* _EXERCISE DIRECTIONS_
Everything in the entries below must be output exactly, apart from the pictures.
*** Begin section ***
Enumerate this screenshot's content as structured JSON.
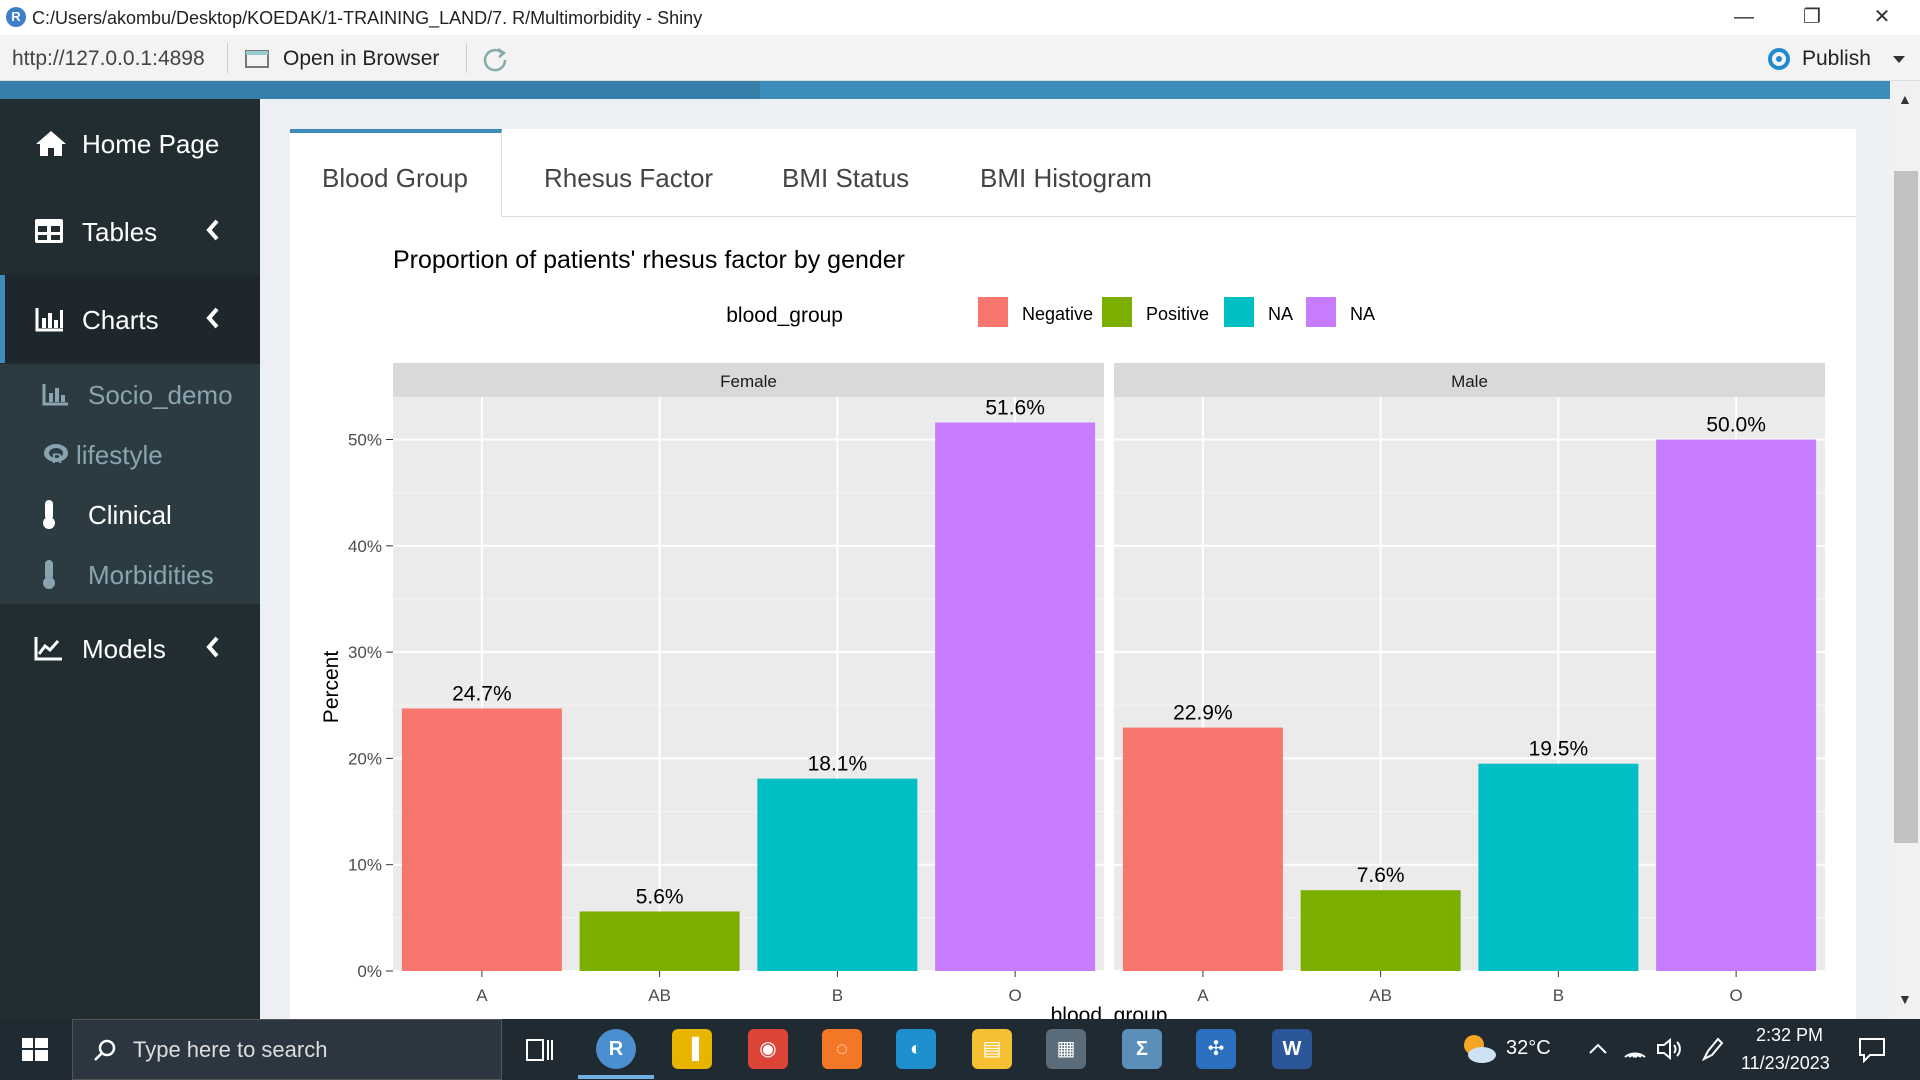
{
  "window": {
    "title": "C:/Users/akombu/Desktop/KOEDAK/1-TRAINING_LAND/7. R/Multimorbidity - Shiny",
    "r_logo": "R",
    "minimize": "—",
    "maximize": "❐",
    "close": "✕"
  },
  "addressbar": {
    "url": "http://127.0.0.1:4898",
    "open_in_browser": "Open in Browser",
    "publish": "Publish"
  },
  "sidebar": {
    "items": [
      {
        "label": "Home Page",
        "icon": "home-icon"
      },
      {
        "label": "Tables",
        "icon": "table-icon"
      },
      {
        "label": "Charts",
        "icon": "bar-chart-icon"
      },
      {
        "label": "Models",
        "icon": "line-chart-icon"
      }
    ],
    "subitems": [
      {
        "label": "Socio_demo",
        "icon": "bar-chart-icon"
      },
      {
        "label": "lifestyle",
        "icon": "r-project-icon"
      },
      {
        "label": "Clinical",
        "icon": "thermometer-icon"
      },
      {
        "label": "Morbidities",
        "icon": "thermometer-icon"
      }
    ]
  },
  "tabs": [
    {
      "label": "Blood Group"
    },
    {
      "label": "Rhesus Factor"
    },
    {
      "label": "BMI Status"
    },
    {
      "label": "BMI Histogram"
    }
  ],
  "chart_data": {
    "type": "bar",
    "title": "Proportion of patients' rhesus factor by gender",
    "xlabel": "blood_group",
    "ylabel": "Percent",
    "legend_title": "blood_group",
    "legend_position": "top",
    "legend": [
      "Negative",
      "Positive",
      "NA",
      "NA"
    ],
    "legend_colors": [
      "#F8766D",
      "#7CAE00",
      "#00BFC4",
      "#C77CFF"
    ],
    "categories": [
      "A",
      "AB",
      "B",
      "O"
    ],
    "bar_colors": [
      "#F8766D",
      "#7CAE00",
      "#00BFC4",
      "#C77CFF"
    ],
    "yticks": [
      "0%",
      "10%",
      "20%",
      "30%",
      "40%",
      "50%"
    ],
    "ylim": [
      0,
      54
    ],
    "grid": true,
    "facets": [
      {
        "name": "Female",
        "values": [
          24.7,
          5.6,
          18.1,
          51.6
        ],
        "labels": [
          "24.7%",
          "5.6%",
          "18.1%",
          "51.6%"
        ]
      },
      {
        "name": "Male",
        "values": [
          22.9,
          7.6,
          19.5,
          50.0
        ],
        "labels": [
          "22.9%",
          "7.6%",
          "19.5%",
          "50.0%"
        ]
      }
    ]
  },
  "taskbar": {
    "search_placeholder": "Type here to search",
    "weather": "32°C",
    "time": "2:32 PM",
    "date": "11/23/2023",
    "apps": [
      {
        "name": "rstudio",
        "glyph": "R",
        "color": "#4a8fcf"
      },
      {
        "name": "power-bi",
        "glyph": "▐",
        "color": "#e8b400"
      },
      {
        "name": "chrome",
        "glyph": "◉",
        "color": "#db4437"
      },
      {
        "name": "jupyter",
        "glyph": "◌",
        "color": "#f37726"
      },
      {
        "name": "edge",
        "glyph": "◐",
        "color": "#1e8fce"
      },
      {
        "name": "file-explorer",
        "glyph": "▤",
        "color": "#f5c033"
      },
      {
        "name": "microsoft-store",
        "glyph": "▦",
        "color": "#5a6b7a"
      },
      {
        "name": "math-app",
        "glyph": "Σ",
        "color": "#5b8fb9"
      },
      {
        "name": "tableau",
        "glyph": "✣",
        "color": "#2a6fc0"
      },
      {
        "name": "word",
        "glyph": "W",
        "color": "#2b579a"
      }
    ]
  }
}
*** End section ***
* _WRITTEN ANSWER_
Enumerate this screenshot's content as structured JSON.
{
  "window": {
    "title": "C:/Users/akombu/Desktop/KOEDAK/1-TRAINING_LAND/7. R/Multimorbidity - Shiny",
    "r_logo": "R",
    "minimize": "—",
    "maximize": "❐",
    "close": "✕"
  },
  "addressbar": {
    "url": "http://127.0.0.1:4898",
    "open_in_browser": "Open in Browser",
    "publish": "Publish"
  },
  "sidebar": {
    "items": [
      {
        "label": "Home Page",
        "icon": "home-icon"
      },
      {
        "label": "Tables",
        "icon": "table-icon"
      },
      {
        "label": "Charts",
        "icon": "bar-chart-icon"
      },
      {
        "label": "Models",
        "icon": "line-chart-icon"
      }
    ],
    "subitems": [
      {
        "label": "Socio_demo",
        "icon": "bar-chart-icon"
      },
      {
        "label": "lifestyle",
        "icon": "r-project-icon"
      },
      {
        "label": "Clinical",
        "icon": "thermometer-icon"
      },
      {
        "label": "Morbidities",
        "icon": "thermometer-icon"
      }
    ]
  },
  "tabs": [
    {
      "label": "Blood Group"
    },
    {
      "label": "Rhesus Factor"
    },
    {
      "label": "BMI Status"
    },
    {
      "label": "BMI Histogram"
    }
  ],
  "chart_data": {
    "type": "bar",
    "title": "Proportion of patients' rhesus factor by gender",
    "xlabel": "blood_group",
    "ylabel": "Percent",
    "legend_title": "blood_group",
    "legend_position": "top",
    "legend": [
      "Negative",
      "Positive",
      "NA",
      "NA"
    ],
    "legend_colors": [
      "#F8766D",
      "#7CAE00",
      "#00BFC4",
      "#C77CFF"
    ],
    "categories": [
      "A",
      "AB",
      "B",
      "O"
    ],
    "bar_colors": [
      "#F8766D",
      "#7CAE00",
      "#00BFC4",
      "#C77CFF"
    ],
    "yticks": [
      "0%",
      "10%",
      "20%",
      "30%",
      "40%",
      "50%"
    ],
    "ylim": [
      0,
      54
    ],
    "grid": true,
    "facets": [
      {
        "name": "Female",
        "values": [
          24.7,
          5.6,
          18.1,
          51.6
        ],
        "labels": [
          "24.7%",
          "5.6%",
          "18.1%",
          "51.6%"
        ]
      },
      {
        "name": "Male",
        "values": [
          22.9,
          7.6,
          19.5,
          50.0
        ],
        "labels": [
          "22.9%",
          "7.6%",
          "19.5%",
          "50.0%"
        ]
      }
    ]
  },
  "taskbar": {
    "search_placeholder": "Type here to search",
    "weather": "32°C",
    "time": "2:32 PM",
    "date": "11/23/2023",
    "apps": [
      {
        "name": "rstudio",
        "glyph": "R",
        "color": "#4a8fcf"
      },
      {
        "name": "power-bi",
        "glyph": "▐",
        "color": "#e8b400"
      },
      {
        "name": "chrome",
        "glyph": "◉",
        "color": "#db4437"
      },
      {
        "name": "jupyter",
        "glyph": "◌",
        "color": "#f37726"
      },
      {
        "name": "edge",
        "glyph": "◐",
        "color": "#1e8fce"
      },
      {
        "name": "file-explorer",
        "glyph": "▤",
        "color": "#f5c033"
      },
      {
        "name": "microsoft-store",
        "glyph": "▦",
        "color": "#5a6b7a"
      },
      {
        "name": "math-app",
        "glyph": "Σ",
        "color": "#5b8fb9"
      },
      {
        "name": "tableau",
        "glyph": "✣",
        "color": "#2a6fc0"
      },
      {
        "name": "word",
        "glyph": "W",
        "color": "#2b579a"
      }
    ]
  }
}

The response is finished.